[start of Records supplied]

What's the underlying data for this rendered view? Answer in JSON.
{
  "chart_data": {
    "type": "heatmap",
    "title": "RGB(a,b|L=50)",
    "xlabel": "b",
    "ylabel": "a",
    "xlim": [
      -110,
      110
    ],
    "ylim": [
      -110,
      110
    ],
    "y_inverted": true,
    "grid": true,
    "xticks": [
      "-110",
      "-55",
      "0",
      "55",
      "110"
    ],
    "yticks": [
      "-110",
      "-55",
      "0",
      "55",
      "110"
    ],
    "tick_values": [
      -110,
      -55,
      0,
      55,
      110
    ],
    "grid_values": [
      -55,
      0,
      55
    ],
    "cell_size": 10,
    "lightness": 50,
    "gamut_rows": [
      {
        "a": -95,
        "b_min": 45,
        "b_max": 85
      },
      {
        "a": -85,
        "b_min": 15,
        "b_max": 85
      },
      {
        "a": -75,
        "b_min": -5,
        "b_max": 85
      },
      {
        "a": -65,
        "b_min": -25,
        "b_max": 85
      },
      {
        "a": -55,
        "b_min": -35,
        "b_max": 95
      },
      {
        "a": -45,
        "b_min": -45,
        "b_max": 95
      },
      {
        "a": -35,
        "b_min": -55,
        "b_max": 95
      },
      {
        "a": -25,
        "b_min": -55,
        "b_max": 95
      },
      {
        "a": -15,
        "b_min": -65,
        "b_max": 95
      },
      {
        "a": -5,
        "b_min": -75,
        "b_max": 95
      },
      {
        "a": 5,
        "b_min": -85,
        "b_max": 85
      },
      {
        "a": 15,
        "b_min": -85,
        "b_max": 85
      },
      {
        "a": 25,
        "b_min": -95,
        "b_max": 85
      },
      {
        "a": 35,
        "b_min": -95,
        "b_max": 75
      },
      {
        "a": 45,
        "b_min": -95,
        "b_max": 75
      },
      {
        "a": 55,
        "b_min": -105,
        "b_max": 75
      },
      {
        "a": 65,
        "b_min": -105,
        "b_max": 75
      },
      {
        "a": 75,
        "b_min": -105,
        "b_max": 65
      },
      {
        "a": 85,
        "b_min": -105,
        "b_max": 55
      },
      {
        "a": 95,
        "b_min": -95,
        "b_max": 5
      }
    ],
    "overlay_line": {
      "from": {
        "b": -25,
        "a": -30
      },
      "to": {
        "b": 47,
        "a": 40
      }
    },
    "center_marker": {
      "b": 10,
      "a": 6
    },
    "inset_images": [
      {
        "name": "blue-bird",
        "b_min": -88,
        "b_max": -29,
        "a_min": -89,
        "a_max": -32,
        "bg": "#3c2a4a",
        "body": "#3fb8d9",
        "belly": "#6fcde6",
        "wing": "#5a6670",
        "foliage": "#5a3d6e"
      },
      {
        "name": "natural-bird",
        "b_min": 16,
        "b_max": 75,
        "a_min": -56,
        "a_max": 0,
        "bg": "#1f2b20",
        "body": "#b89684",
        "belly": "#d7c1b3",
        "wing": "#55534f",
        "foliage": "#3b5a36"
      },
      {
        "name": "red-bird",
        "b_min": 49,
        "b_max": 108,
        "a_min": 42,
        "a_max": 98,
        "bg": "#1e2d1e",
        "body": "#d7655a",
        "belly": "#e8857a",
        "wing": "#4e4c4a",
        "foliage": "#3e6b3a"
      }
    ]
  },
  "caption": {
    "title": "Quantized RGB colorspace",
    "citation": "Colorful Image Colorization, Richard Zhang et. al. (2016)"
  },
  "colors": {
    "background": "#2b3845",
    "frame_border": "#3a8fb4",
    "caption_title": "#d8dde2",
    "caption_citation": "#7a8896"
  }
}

[end of Records supplied]

[Task description] Please output the entire listing exactly as it stands.

[Task answer]
What's the underlying data for this rendered view? Answer in JSON.
{
  "chart_data": {
    "type": "heatmap",
    "title": "RGB(a,b|L=50)",
    "xlabel": "b",
    "ylabel": "a",
    "xlim": [
      -110,
      110
    ],
    "ylim": [
      -110,
      110
    ],
    "y_inverted": true,
    "grid": true,
    "xticks": [
      "-110",
      "-55",
      "0",
      "55",
      "110"
    ],
    "yticks": [
      "-110",
      "-55",
      "0",
      "55",
      "110"
    ],
    "tick_values": [
      -110,
      -55,
      0,
      55,
      110
    ],
    "grid_values": [
      -55,
      0,
      55
    ],
    "cell_size": 10,
    "lightness": 50,
    "gamut_rows": [
      {
        "a": -95,
        "b_min": 45,
        "b_max": 85
      },
      {
        "a": -85,
        "b_min": 15,
        "b_max": 85
      },
      {
        "a": -75,
        "b_min": -5,
        "b_max": 85
      },
      {
        "a": -65,
        "b_min": -25,
        "b_max": 85
      },
      {
        "a": -55,
        "b_min": -35,
        "b_max": 95
      },
      {
        "a": -45,
        "b_min": -45,
        "b_max": 95
      },
      {
        "a": -35,
        "b_min": -55,
        "b_max": 95
      },
      {
        "a": -25,
        "b_min": -55,
        "b_max": 95
      },
      {
        "a": -15,
        "b_min": -65,
        "b_max": 95
      },
      {
        "a": -5,
        "b_min": -75,
        "b_max": 95
      },
      {
        "a": 5,
        "b_min": -85,
        "b_max": 85
      },
      {
        "a": 15,
        "b_min": -85,
        "b_max": 85
      },
      {
        "a": 25,
        "b_min": -95,
        "b_max": 85
      },
      {
        "a": 35,
        "b_min": -95,
        "b_max": 75
      },
      {
        "a": 45,
        "b_min": -95,
        "b_max": 75
      },
      {
        "a": 55,
        "b_min": -105,
        "b_max": 75
      },
      {
        "a": 65,
        "b_min": -105,
        "b_max": 75
      },
      {
        "a": 75,
        "b_min": -105,
        "b_max": 65
      },
      {
        "a": 85,
        "b_min": -105,
        "b_max": 55
      },
      {
        "a": 95,
        "b_min": -95,
        "b_max": 5
      }
    ],
    "overlay_line": {
      "from": {
        "b": -25,
        "a": -30
      },
      "to": {
        "b": 47,
        "a": 40
      }
    },
    "center_marker": {
      "b": 10,
      "a": 6
    },
    "inset_images": [
      {
        "name": "blue-bird",
        "b_min": -88,
        "b_max": -29,
        "a_min": -89,
        "a_max": -32,
        "bg": "#3c2a4a",
        "body": "#3fb8d9",
        "belly": "#6fcde6",
        "wing": "#5a6670",
        "foliage": "#5a3d6e"
      },
      {
        "name": "natural-bird",
        "b_min": 16,
        "b_max": 75,
        "a_min": -56,
        "a_max": 0,
        "bg": "#1f2b20",
        "body": "#b89684",
        "belly": "#d7c1b3",
        "wing": "#55534f",
        "foliage": "#3b5a36"
      },
      {
        "name": "red-bird",
        "b_min": 49,
        "b_max": 108,
        "a_min": 42,
        "a_max": 98,
        "bg": "#1e2d1e",
        "body": "#d7655a",
        "belly": "#e8857a",
        "wing": "#4e4c4a",
        "foliage": "#3e6b3a"
      }
    ]
  },
  "caption": {
    "title": "Quantized RGB colorspace",
    "citation": "Colorful Image Colorization, Richard Zhang et. al. (2016)"
  },
  "colors": {
    "background": "#2b3845",
    "frame_border": "#3a8fb4",
    "caption_title": "#d8dde2",
    "caption_citation": "#7a8896"
  }
}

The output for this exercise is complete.